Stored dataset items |
* begin *

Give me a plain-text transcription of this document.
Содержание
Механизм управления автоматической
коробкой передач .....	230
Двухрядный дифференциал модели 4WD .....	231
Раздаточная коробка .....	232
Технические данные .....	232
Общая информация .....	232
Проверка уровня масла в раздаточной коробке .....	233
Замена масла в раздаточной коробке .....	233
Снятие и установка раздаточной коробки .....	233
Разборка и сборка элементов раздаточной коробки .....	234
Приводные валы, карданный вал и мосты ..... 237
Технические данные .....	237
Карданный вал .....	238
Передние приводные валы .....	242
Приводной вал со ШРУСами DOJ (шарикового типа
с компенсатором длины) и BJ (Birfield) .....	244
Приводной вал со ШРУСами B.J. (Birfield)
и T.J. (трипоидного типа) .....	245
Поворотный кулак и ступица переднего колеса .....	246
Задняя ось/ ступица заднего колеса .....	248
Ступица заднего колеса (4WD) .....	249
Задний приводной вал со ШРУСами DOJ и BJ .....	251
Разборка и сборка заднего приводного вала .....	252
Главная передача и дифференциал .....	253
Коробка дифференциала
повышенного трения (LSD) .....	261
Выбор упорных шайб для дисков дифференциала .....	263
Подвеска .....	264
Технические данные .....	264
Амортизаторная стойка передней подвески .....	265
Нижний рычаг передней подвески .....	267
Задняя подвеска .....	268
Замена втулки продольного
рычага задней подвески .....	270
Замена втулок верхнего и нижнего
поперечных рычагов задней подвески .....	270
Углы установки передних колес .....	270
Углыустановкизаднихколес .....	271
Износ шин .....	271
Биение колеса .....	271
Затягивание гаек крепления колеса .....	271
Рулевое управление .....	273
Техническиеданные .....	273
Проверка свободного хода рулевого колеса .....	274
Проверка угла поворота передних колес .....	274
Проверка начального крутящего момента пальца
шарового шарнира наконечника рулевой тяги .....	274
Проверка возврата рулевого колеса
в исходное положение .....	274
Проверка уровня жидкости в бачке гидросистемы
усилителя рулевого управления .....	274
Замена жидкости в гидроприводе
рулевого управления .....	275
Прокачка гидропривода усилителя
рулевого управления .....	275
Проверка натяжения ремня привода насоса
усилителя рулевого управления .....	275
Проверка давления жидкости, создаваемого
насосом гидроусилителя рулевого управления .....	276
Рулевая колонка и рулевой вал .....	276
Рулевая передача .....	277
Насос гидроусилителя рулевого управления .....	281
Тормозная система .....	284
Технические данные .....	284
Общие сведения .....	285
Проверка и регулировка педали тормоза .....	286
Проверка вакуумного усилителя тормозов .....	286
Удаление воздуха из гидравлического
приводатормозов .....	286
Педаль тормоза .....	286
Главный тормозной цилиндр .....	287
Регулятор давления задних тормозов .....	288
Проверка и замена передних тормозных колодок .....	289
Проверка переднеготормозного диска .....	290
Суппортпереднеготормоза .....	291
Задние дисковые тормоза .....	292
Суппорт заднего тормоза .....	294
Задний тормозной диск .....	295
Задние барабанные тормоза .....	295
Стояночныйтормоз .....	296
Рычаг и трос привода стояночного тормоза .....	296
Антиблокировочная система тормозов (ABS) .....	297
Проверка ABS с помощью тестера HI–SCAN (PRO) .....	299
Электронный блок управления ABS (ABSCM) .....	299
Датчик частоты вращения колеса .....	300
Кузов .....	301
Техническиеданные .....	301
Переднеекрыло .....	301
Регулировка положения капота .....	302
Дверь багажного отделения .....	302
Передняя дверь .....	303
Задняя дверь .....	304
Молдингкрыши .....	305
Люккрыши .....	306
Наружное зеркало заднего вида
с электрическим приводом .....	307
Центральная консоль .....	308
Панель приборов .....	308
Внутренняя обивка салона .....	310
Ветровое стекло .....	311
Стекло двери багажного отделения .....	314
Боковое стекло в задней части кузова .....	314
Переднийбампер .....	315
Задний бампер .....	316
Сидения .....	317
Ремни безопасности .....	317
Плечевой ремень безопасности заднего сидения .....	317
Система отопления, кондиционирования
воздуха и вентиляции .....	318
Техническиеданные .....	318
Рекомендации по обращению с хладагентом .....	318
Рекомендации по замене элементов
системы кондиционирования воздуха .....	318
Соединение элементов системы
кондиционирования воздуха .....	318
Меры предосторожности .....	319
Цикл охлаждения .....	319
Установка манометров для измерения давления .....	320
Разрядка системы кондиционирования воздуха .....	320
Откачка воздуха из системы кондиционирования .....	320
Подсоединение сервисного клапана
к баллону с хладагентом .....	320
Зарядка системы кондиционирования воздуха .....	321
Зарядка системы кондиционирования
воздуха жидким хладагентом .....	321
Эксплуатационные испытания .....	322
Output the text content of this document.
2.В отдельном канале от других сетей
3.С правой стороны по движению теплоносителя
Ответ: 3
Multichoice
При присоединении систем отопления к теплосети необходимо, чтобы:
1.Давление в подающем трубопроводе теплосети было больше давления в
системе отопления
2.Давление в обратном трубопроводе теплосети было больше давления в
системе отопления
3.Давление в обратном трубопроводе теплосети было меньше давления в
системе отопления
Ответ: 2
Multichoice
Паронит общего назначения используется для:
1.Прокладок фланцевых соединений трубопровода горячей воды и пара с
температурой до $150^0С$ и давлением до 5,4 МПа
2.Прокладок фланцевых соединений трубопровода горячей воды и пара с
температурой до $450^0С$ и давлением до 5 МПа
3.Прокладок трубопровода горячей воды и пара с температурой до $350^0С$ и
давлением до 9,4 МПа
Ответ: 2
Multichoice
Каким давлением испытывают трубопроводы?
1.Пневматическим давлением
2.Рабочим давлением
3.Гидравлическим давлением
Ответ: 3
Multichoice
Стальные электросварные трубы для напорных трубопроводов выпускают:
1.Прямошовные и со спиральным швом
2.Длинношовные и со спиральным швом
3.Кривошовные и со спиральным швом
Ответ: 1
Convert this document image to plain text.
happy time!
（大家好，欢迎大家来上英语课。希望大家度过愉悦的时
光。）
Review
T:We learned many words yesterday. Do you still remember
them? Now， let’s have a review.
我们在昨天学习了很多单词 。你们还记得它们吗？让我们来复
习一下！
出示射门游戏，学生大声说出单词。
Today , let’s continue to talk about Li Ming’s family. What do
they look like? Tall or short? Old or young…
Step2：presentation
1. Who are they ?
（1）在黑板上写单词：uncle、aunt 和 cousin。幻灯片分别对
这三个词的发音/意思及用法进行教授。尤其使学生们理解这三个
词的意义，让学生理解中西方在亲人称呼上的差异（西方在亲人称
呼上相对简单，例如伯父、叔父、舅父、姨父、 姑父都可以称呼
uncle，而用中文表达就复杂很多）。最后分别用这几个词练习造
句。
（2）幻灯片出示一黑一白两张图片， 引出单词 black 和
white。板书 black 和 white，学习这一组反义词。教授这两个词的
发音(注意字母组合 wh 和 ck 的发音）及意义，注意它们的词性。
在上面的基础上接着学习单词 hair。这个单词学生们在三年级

* end *

Brief |
Within the data above, count the lines that contain the string "they"; the reply is the number alone.

The reply |
2